To be done: Find how many lines of the listing include the string "Robert", and report only that figure.
↓↓↓
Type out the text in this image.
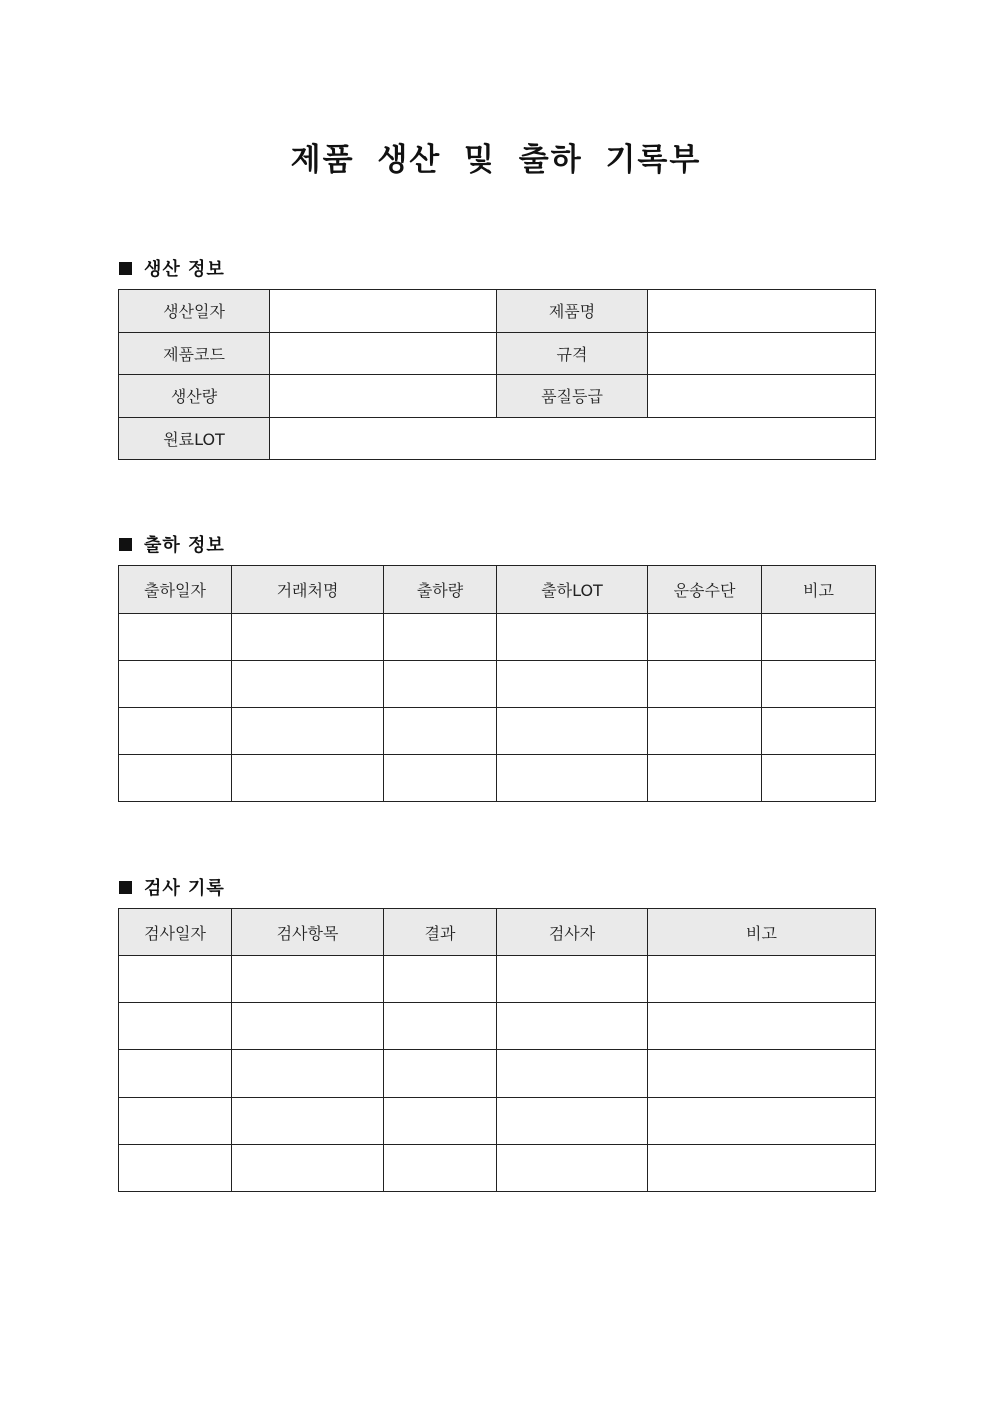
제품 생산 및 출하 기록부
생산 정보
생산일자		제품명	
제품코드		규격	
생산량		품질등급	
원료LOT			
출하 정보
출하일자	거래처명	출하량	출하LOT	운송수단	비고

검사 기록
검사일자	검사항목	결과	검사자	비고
↑↑↑
↓↓↓
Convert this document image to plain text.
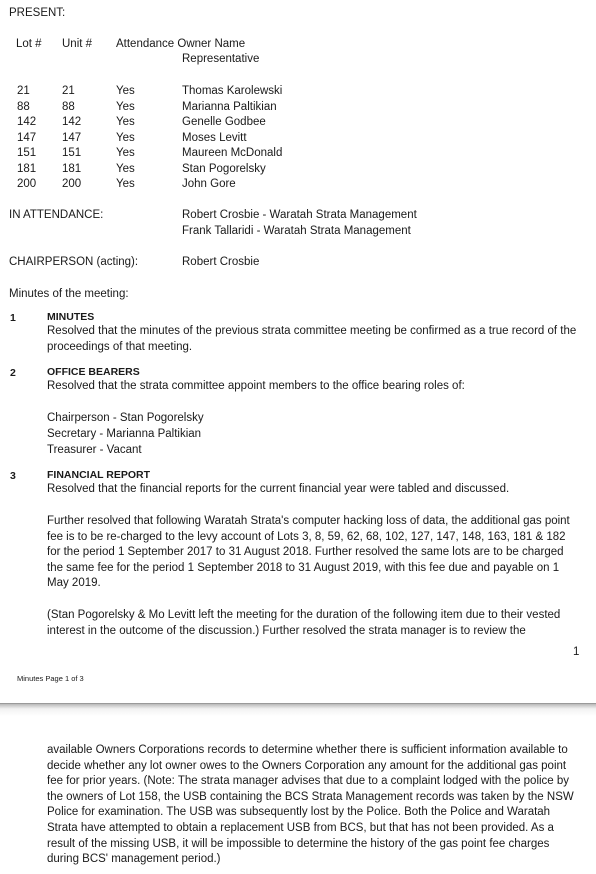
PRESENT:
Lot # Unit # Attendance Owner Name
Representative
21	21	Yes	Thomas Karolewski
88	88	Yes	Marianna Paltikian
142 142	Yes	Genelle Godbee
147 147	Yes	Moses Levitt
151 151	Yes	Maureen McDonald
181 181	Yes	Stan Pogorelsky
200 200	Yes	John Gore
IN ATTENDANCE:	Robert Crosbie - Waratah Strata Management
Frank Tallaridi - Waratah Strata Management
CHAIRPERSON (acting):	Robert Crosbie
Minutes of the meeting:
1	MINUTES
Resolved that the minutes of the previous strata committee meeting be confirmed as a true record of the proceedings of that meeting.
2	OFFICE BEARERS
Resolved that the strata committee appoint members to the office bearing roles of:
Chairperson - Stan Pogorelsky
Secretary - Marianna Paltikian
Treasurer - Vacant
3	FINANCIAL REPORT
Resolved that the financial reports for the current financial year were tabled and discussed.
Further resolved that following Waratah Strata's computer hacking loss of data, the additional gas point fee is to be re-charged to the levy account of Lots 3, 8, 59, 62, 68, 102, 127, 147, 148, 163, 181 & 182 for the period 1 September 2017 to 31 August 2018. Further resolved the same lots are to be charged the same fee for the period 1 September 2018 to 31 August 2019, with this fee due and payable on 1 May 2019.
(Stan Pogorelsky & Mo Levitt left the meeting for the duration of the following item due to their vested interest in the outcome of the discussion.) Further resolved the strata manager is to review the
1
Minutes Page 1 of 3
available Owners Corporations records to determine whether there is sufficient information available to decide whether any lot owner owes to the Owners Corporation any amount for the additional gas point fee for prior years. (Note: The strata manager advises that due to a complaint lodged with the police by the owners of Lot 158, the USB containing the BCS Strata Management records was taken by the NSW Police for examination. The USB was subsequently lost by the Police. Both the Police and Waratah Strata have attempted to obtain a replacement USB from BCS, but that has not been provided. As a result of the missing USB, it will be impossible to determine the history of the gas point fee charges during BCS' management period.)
↑↑↑
↓↓↓
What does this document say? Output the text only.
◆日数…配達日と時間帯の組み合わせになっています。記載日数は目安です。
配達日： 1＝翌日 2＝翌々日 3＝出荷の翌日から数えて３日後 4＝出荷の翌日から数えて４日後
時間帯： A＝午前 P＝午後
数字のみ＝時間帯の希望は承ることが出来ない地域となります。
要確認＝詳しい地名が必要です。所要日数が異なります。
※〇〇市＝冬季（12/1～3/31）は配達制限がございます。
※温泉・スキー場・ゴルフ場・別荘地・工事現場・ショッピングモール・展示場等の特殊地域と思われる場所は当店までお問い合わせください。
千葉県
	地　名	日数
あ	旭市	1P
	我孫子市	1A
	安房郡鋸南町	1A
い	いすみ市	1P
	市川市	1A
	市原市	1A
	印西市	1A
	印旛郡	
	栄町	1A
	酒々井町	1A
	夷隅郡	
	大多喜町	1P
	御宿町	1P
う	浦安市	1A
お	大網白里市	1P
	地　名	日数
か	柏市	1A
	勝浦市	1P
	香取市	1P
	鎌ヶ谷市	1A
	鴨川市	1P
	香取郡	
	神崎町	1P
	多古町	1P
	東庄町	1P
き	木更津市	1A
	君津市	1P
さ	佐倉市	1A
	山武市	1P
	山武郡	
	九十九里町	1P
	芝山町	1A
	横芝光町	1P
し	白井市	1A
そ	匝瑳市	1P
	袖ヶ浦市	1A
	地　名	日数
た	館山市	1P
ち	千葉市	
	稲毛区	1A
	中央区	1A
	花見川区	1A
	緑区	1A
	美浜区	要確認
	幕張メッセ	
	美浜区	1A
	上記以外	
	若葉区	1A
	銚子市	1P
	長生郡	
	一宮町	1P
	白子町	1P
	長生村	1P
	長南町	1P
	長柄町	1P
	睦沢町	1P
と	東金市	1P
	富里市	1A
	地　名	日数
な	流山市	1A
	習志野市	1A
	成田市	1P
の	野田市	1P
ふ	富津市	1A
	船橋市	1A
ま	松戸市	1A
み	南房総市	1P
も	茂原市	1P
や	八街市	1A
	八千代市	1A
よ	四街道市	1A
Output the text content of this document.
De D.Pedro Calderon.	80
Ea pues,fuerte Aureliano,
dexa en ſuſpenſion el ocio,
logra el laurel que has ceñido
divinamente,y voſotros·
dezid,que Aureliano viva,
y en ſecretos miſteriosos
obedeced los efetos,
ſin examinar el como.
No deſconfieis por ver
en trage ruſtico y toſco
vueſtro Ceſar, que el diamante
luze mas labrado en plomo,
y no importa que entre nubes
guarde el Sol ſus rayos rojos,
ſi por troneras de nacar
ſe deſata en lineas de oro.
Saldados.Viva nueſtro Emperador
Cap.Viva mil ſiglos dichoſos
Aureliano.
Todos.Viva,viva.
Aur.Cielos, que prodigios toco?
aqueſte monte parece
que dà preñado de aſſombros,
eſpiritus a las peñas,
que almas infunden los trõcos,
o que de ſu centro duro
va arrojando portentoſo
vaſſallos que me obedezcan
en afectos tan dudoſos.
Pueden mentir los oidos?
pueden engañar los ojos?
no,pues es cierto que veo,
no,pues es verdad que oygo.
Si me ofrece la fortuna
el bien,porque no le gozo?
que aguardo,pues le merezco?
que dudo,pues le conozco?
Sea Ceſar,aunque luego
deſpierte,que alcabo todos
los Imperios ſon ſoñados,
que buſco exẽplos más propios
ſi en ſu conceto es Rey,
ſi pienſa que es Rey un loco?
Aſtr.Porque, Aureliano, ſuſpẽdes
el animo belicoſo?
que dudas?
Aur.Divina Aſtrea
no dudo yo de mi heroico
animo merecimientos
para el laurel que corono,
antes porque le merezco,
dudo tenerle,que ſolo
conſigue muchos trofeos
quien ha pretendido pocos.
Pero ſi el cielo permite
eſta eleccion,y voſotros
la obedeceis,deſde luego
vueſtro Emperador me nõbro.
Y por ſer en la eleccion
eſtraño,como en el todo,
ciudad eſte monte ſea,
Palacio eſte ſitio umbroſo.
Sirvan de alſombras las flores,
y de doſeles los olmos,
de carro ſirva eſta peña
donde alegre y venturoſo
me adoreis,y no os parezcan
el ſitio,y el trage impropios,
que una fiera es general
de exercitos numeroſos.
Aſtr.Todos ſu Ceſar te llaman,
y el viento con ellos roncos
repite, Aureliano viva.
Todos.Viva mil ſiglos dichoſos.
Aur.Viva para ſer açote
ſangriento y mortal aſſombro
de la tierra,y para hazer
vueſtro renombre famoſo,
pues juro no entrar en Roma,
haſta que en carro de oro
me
↑↑↑
Finished task: 2